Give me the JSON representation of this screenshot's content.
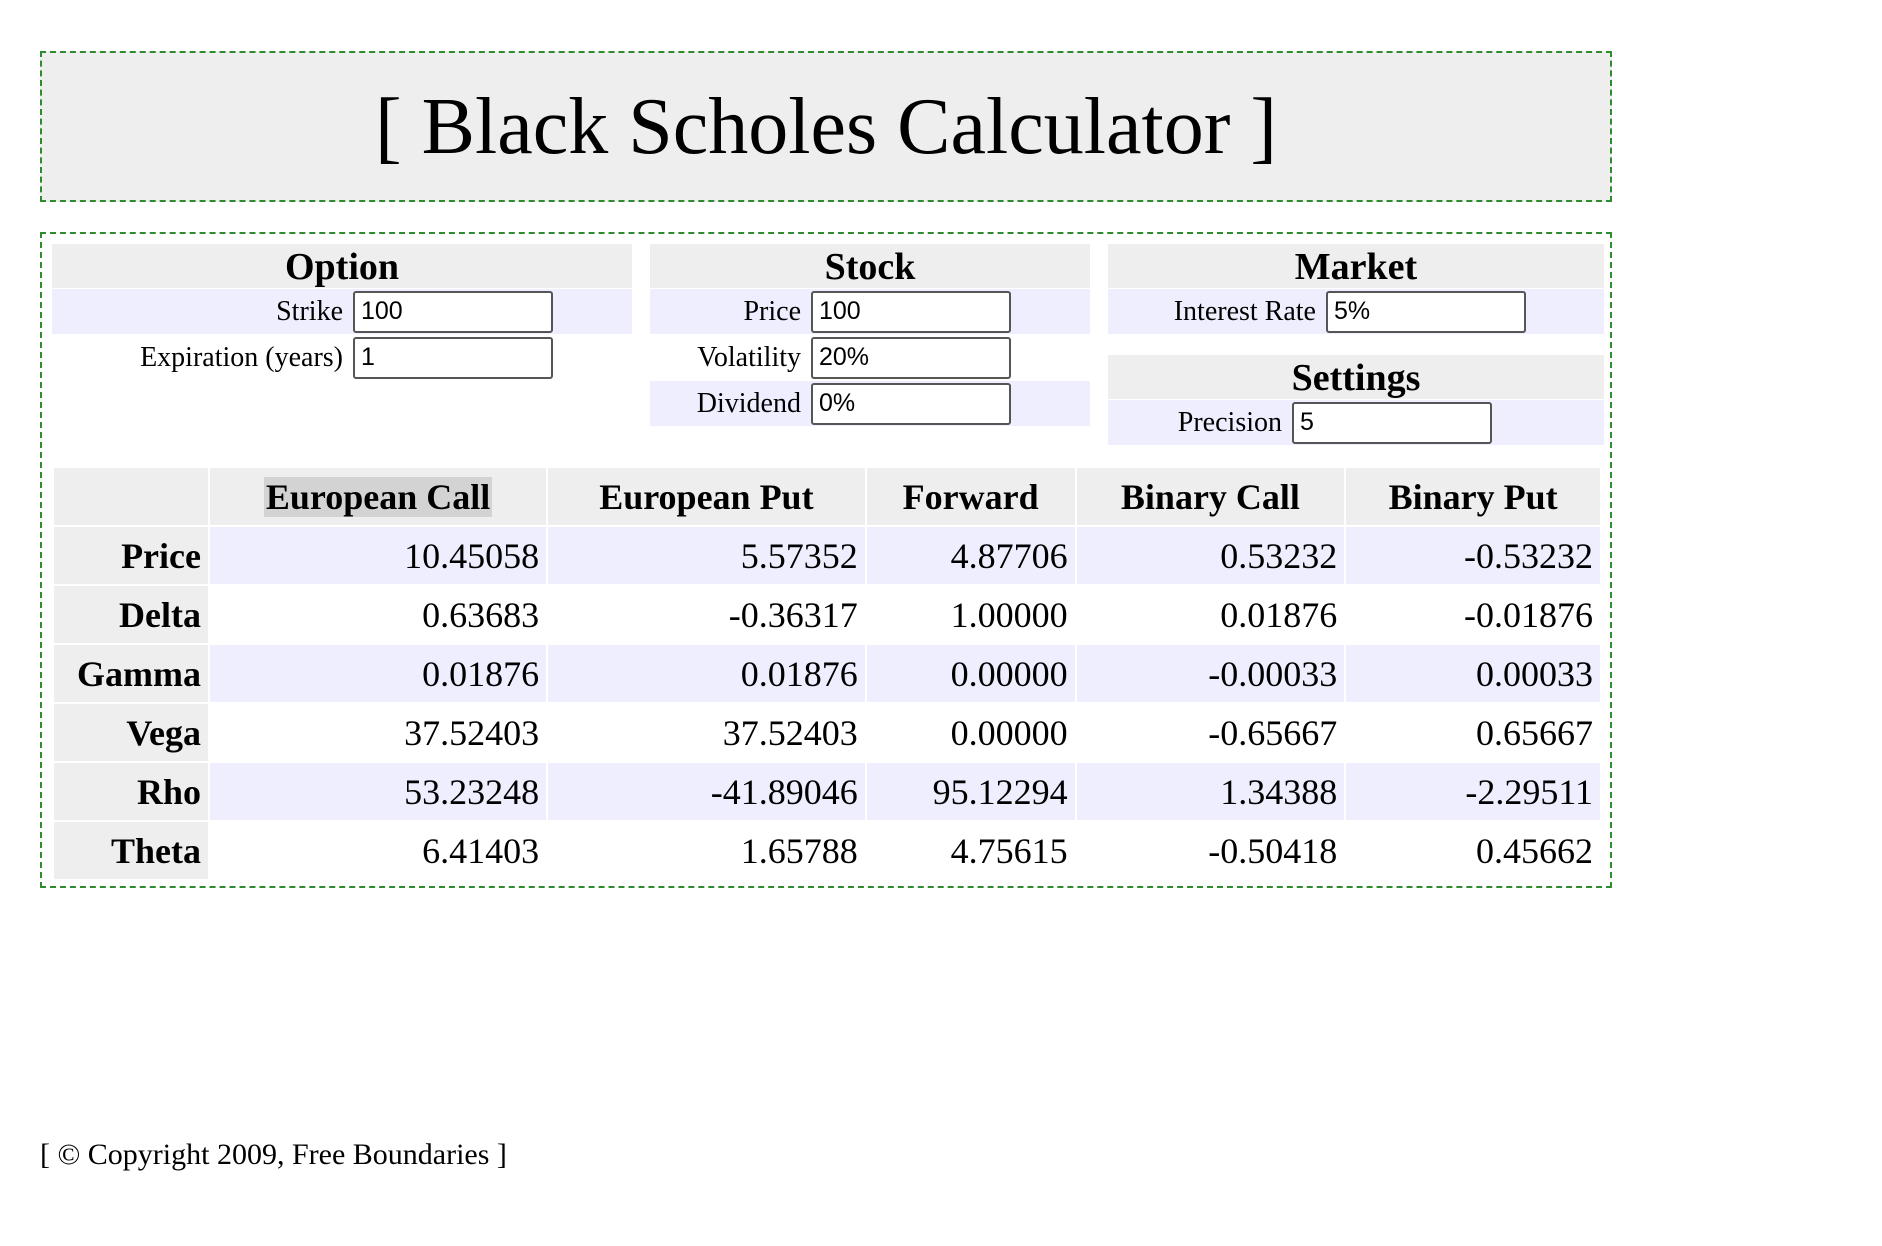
{
  "header": {
    "title": "[ Black Scholes Calculator ]"
  },
  "option": {
    "title": "Option",
    "strike_label": "Strike",
    "strike_value": "100",
    "expiration_label": "Expiration (years)",
    "expiration_value": "1"
  },
  "stock": {
    "title": "Stock",
    "price_label": "Price",
    "price_value": "100",
    "volatility_label": "Volatility",
    "volatility_value": "20%",
    "dividend_label": "Dividend",
    "dividend_value": "0%"
  },
  "market": {
    "title": "Market",
    "interest_label": "Interest Rate",
    "interest_value": "5%"
  },
  "settings": {
    "title": "Settings",
    "precision_label": "Precision",
    "precision_value": "5"
  },
  "results": {
    "columns": [
      "European Call",
      "European Put",
      "Forward",
      "Binary Call",
      "Binary Put"
    ],
    "rows": [
      {
        "label": "Price",
        "values": [
          "10.45058",
          "5.57352",
          "4.87706",
          "0.53232",
          "-0.53232"
        ]
      },
      {
        "label": "Delta",
        "values": [
          "0.63683",
          "-0.36317",
          "1.00000",
          "0.01876",
          "-0.01876"
        ]
      },
      {
        "label": "Gamma",
        "values": [
          "0.01876",
          "0.01876",
          "0.00000",
          "-0.00033",
          "0.00033"
        ]
      },
      {
        "label": "Vega",
        "values": [
          "37.52403",
          "37.52403",
          "0.00000",
          "-0.65667",
          "0.65667"
        ]
      },
      {
        "label": "Rho",
        "values": [
          "53.23248",
          "-41.89046",
          "95.12294",
          "1.34388",
          "-2.29511"
        ]
      },
      {
        "label": "Theta",
        "values": [
          "6.41403",
          "1.65788",
          "4.75615",
          "-0.50418",
          "0.45662"
        ]
      }
    ]
  },
  "footer": {
    "text": "[ © Copyright 2009, Free Boundaries ]"
  },
  "colors": {
    "border": "#2e8b2e",
    "header_bg": "#eeeeee",
    "row_shade": "#eeeeff"
  }
}
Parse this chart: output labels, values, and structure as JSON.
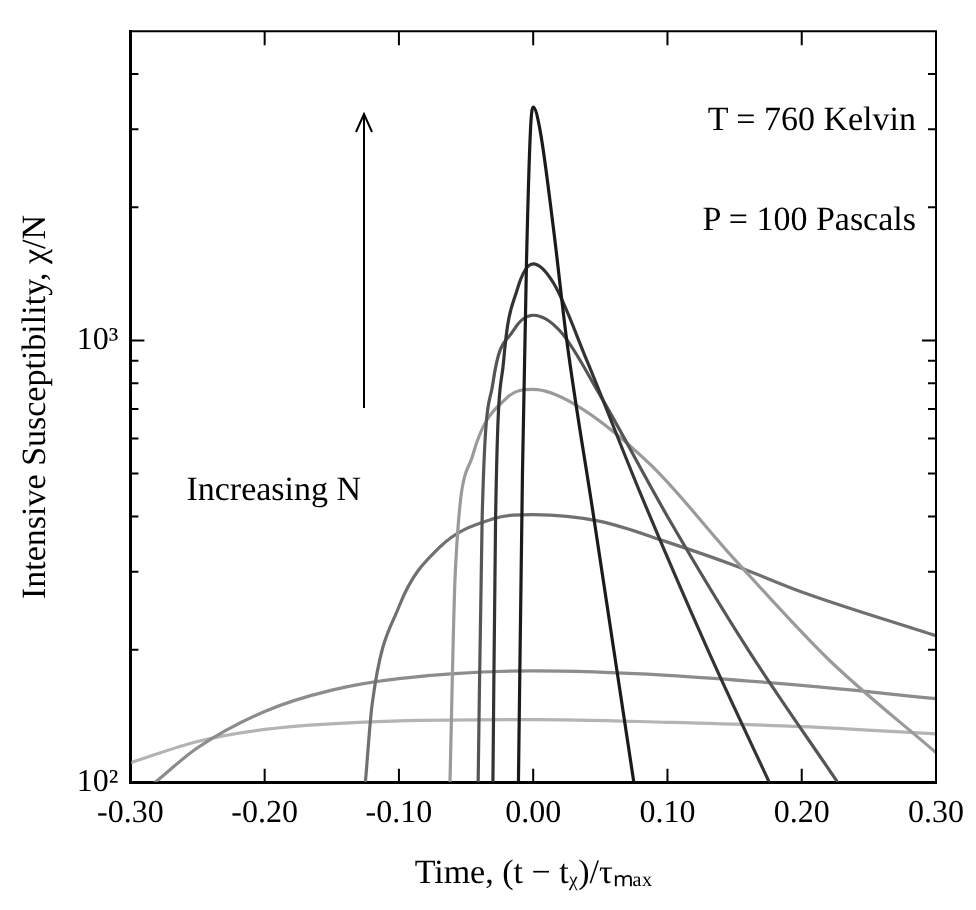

### [Requirements]
Without the pictures, transcribe the listing above exactly.

### [Solution for this exercise]
Give me the JSON representation of this screenshot's content.
{
  "header": {
    "title": "[ Black Scholes Calculator ]"
  },
  "option": {
    "title": "Option",
    "strike_label": "Strike",
    "strike_value": "100",
    "expiration_label": "Expiration (years)",
    "expiration_value": "1"
  },
  "stock": {
    "title": "Stock",
    "price_label": "Price",
    "price_value": "100",
    "volatility_label": "Volatility",
    "volatility_value": "20%",
    "dividend_label": "Dividend",
    "dividend_value": "0%"
  },
  "market": {
    "title": "Market",
    "interest_label": "Interest Rate",
    "interest_value": "5%"
  },
  "settings": {
    "title": "Settings",
    "precision_label": "Precision",
    "precision_value": "5"
  },
  "results": {
    "columns": [
      "European Call",
      "European Put",
      "Forward",
      "Binary Call",
      "Binary Put"
    ],
    "rows": [
      {
        "label": "Price",
        "values": [
          "10.45058",
          "5.57352",
          "4.87706",
          "0.53232",
          "-0.53232"
        ]
      },
      {
        "label": "Delta",
        "values": [
          "0.63683",
          "-0.36317",
          "1.00000",
          "0.01876",
          "-0.01876"
        ]
      },
      {
        "label": "Gamma",
        "values": [
          "0.01876",
          "0.01876",
          "0.00000",
          "-0.00033",
          "0.00033"
        ]
      },
      {
        "label": "Vega",
        "values": [
          "37.52403",
          "37.52403",
          "0.00000",
          "-0.65667",
          "0.65667"
        ]
      },
      {
        "label": "Rho",
        "values": [
          "53.23248",
          "-41.89046",
          "95.12294",
          "1.34388",
          "-2.29511"
        ]
      },
      {
        "label": "Theta",
        "values": [
          "6.41403",
          "1.65788",
          "4.75615",
          "-0.50418",
          "0.45662"
        ]
      }
    ]
  },
  "footer": {
    "text": "[ © Copyright 2009, Free Boundaries ]"
  },
  "colors": {
    "border": "#2e8b2e",
    "header_bg": "#eeeeee",
    "row_shade": "#eeeeff"
  }
}
Parse this chart: output labels, values, and structure as JSON.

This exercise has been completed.